> **EXTRACTED RECORDS**

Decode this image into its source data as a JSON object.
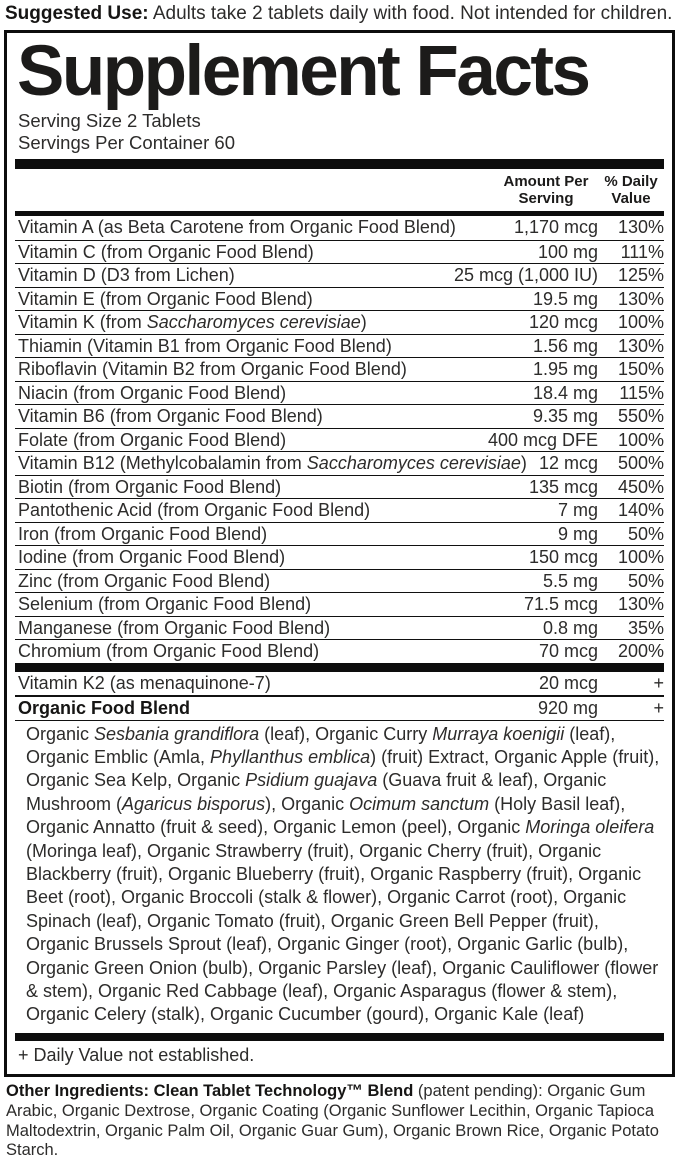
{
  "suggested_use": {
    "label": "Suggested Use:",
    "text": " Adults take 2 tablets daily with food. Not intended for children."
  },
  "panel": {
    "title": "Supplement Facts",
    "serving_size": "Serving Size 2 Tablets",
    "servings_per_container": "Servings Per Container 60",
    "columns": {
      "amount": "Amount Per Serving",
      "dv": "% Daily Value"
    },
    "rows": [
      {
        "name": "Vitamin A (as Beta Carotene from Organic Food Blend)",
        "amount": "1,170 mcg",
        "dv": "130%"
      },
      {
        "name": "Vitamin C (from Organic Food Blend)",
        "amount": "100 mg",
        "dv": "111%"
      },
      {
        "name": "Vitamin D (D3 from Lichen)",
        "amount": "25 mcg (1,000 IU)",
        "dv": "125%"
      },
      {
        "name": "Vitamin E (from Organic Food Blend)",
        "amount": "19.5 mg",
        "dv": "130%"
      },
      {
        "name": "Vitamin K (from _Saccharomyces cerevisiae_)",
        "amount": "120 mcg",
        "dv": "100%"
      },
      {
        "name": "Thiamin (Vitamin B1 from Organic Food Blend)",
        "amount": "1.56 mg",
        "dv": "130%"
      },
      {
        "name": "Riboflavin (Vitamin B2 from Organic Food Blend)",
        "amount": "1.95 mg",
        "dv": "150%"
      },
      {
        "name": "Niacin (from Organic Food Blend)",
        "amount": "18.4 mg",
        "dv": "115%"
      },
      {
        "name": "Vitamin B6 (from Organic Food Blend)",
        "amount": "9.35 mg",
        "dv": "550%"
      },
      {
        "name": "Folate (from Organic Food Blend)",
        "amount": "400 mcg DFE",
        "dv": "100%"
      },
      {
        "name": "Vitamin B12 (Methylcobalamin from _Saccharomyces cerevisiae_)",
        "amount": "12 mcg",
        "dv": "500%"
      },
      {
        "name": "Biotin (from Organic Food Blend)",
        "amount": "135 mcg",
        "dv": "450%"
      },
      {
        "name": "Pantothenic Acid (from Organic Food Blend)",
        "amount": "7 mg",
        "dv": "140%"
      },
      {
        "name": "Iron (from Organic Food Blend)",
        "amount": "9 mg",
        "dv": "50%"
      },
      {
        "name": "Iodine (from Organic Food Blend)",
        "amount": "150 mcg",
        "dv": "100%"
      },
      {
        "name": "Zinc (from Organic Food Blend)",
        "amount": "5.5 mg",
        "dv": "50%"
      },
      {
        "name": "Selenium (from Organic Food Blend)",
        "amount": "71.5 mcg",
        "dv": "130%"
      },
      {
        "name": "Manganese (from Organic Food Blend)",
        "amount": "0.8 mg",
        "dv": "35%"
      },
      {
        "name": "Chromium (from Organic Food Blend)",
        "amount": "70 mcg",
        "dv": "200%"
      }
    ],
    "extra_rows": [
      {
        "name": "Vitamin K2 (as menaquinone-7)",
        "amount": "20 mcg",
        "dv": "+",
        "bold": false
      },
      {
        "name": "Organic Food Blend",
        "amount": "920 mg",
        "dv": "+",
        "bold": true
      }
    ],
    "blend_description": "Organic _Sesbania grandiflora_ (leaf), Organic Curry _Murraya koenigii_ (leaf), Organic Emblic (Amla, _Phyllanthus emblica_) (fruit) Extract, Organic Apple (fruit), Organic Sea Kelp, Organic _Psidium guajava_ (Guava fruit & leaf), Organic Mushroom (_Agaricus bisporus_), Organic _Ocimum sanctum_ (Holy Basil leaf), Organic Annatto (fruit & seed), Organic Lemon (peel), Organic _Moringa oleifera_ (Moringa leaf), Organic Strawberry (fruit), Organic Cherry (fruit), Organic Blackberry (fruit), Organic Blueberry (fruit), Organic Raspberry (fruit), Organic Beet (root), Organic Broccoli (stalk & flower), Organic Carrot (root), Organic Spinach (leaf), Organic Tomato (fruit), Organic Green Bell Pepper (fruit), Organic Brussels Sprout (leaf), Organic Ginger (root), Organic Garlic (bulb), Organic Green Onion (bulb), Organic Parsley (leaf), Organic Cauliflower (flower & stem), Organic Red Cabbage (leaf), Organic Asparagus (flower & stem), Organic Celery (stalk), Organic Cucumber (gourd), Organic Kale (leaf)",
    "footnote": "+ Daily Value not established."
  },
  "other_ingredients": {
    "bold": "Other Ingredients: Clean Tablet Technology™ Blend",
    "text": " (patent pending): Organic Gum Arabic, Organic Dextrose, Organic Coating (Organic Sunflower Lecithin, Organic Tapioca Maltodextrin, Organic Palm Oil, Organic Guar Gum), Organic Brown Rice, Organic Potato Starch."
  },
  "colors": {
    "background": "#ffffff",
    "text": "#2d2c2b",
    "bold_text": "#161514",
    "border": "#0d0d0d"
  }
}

> **TASK DIRECTIONS**
Copy the records above exactly, leaving out every picture.

> **ANSWER TO THIS EXERCISE**
Decode this image into its source data as a JSON object.
{
  "suggested_use": {
    "label": "Suggested Use:",
    "text": " Adults take 2 tablets daily with food. Not intended for children."
  },
  "panel": {
    "title": "Supplement Facts",
    "serving_size": "Serving Size 2 Tablets",
    "servings_per_container": "Servings Per Container 60",
    "columns": {
      "amount": "Amount Per Serving",
      "dv": "% Daily Value"
    },
    "rows": [
      {
        "name": "Vitamin A (as Beta Carotene from Organic Food Blend)",
        "amount": "1,170 mcg",
        "dv": "130%"
      },
      {
        "name": "Vitamin C (from Organic Food Blend)",
        "amount": "100 mg",
        "dv": "111%"
      },
      {
        "name": "Vitamin D (D3 from Lichen)",
        "amount": "25 mcg (1,000 IU)",
        "dv": "125%"
      },
      {
        "name": "Vitamin E (from Organic Food Blend)",
        "amount": "19.5 mg",
        "dv": "130%"
      },
      {
        "name": "Vitamin K (from _Saccharomyces cerevisiae_)",
        "amount": "120 mcg",
        "dv": "100%"
      },
      {
        "name": "Thiamin (Vitamin B1 from Organic Food Blend)",
        "amount": "1.56 mg",
        "dv": "130%"
      },
      {
        "name": "Riboflavin (Vitamin B2 from Organic Food Blend)",
        "amount": "1.95 mg",
        "dv": "150%"
      },
      {
        "name": "Niacin (from Organic Food Blend)",
        "amount": "18.4 mg",
        "dv": "115%"
      },
      {
        "name": "Vitamin B6 (from Organic Food Blend)",
        "amount": "9.35 mg",
        "dv": "550%"
      },
      {
        "name": "Folate (from Organic Food Blend)",
        "amount": "400 mcg DFE",
        "dv": "100%"
      },
      {
        "name": "Vitamin B12 (Methylcobalamin from _Saccharomyces cerevisiae_)",
        "amount": "12 mcg",
        "dv": "500%"
      },
      {
        "name": "Biotin (from Organic Food Blend)",
        "amount": "135 mcg",
        "dv": "450%"
      },
      {
        "name": "Pantothenic Acid (from Organic Food Blend)",
        "amount": "7 mg",
        "dv": "140%"
      },
      {
        "name": "Iron (from Organic Food Blend)",
        "amount": "9 mg",
        "dv": "50%"
      },
      {
        "name": "Iodine (from Organic Food Blend)",
        "amount": "150 mcg",
        "dv": "100%"
      },
      {
        "name": "Zinc (from Organic Food Blend)",
        "amount": "5.5 mg",
        "dv": "50%"
      },
      {
        "name": "Selenium (from Organic Food Blend)",
        "amount": "71.5 mcg",
        "dv": "130%"
      },
      {
        "name": "Manganese (from Organic Food Blend)",
        "amount": "0.8 mg",
        "dv": "35%"
      },
      {
        "name": "Chromium (from Organic Food Blend)",
        "amount": "70 mcg",
        "dv": "200%"
      }
    ],
    "extra_rows": [
      {
        "name": "Vitamin K2 (as menaquinone-7)",
        "amount": "20 mcg",
        "dv": "+",
        "bold": false
      },
      {
        "name": "Organic Food Blend",
        "amount": "920 mg",
        "dv": "+",
        "bold": true
      }
    ],
    "blend_description": "Organic _Sesbania grandiflora_ (leaf), Organic Curry _Murraya koenigii_ (leaf), Organic Emblic (Amla, _Phyllanthus emblica_) (fruit) Extract, Organic Apple (fruit), Organic Sea Kelp, Organic _Psidium guajava_ (Guava fruit & leaf), Organic Mushroom (_Agaricus bisporus_), Organic _Ocimum sanctum_ (Holy Basil leaf), Organic Annatto (fruit & seed), Organic Lemon (peel), Organic _Moringa oleifera_ (Moringa leaf), Organic Strawberry (fruit), Organic Cherry (fruit), Organic Blackberry (fruit), Organic Blueberry (fruit), Organic Raspberry (fruit), Organic Beet (root), Organic Broccoli (stalk & flower), Organic Carrot (root), Organic Spinach (leaf), Organic Tomato (fruit), Organic Green Bell Pepper (fruit), Organic Brussels Sprout (leaf), Organic Ginger (root), Organic Garlic (bulb), Organic Green Onion (bulb), Organic Parsley (leaf), Organic Cauliflower (flower & stem), Organic Red Cabbage (leaf), Organic Asparagus (flower & stem), Organic Celery (stalk), Organic Cucumber (gourd), Organic Kale (leaf)",
    "footnote": "+ Daily Value not established."
  },
  "other_ingredients": {
    "bold": "Other Ingredients: Clean Tablet Technology™ Blend",
    "text": " (patent pending): Organic Gum Arabic, Organic Dextrose, Organic Coating (Organic Sunflower Lecithin, Organic Tapioca Maltodextrin, Organic Palm Oil, Organic Guar Gum), Organic Brown Rice, Organic Potato Starch."
  },
  "colors": {
    "background": "#ffffff",
    "text": "#2d2c2b",
    "bold_text": "#161514",
    "border": "#0d0d0d"
  }
}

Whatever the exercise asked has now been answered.